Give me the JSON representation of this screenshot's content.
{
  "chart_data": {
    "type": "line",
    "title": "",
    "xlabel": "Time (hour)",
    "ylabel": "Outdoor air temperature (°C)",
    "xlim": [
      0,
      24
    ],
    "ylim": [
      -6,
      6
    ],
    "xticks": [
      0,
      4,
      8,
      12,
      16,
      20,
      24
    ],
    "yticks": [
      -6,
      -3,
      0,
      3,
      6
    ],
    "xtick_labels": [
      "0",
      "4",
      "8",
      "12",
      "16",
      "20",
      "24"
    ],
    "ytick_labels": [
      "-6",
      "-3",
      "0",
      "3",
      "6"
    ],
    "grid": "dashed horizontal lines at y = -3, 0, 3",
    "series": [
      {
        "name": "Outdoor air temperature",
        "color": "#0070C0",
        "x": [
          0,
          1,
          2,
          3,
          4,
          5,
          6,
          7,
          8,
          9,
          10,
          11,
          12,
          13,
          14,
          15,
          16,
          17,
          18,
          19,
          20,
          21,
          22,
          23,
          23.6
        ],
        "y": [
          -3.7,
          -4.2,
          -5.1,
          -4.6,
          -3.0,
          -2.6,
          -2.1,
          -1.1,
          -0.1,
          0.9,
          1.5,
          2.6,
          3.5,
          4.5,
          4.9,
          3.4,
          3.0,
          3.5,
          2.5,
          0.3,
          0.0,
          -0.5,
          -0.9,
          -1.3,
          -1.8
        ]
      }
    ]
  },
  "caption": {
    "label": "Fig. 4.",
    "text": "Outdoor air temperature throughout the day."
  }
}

Exercise objective → Check each line of the records for the word "temperature" and extract those that contain it.

Completed task →
    "ylabel": "Outdoor air temperature (°C)",
        "name": "Outdoor air temperature",
    "text": "Outdoor air temperature throughout the day."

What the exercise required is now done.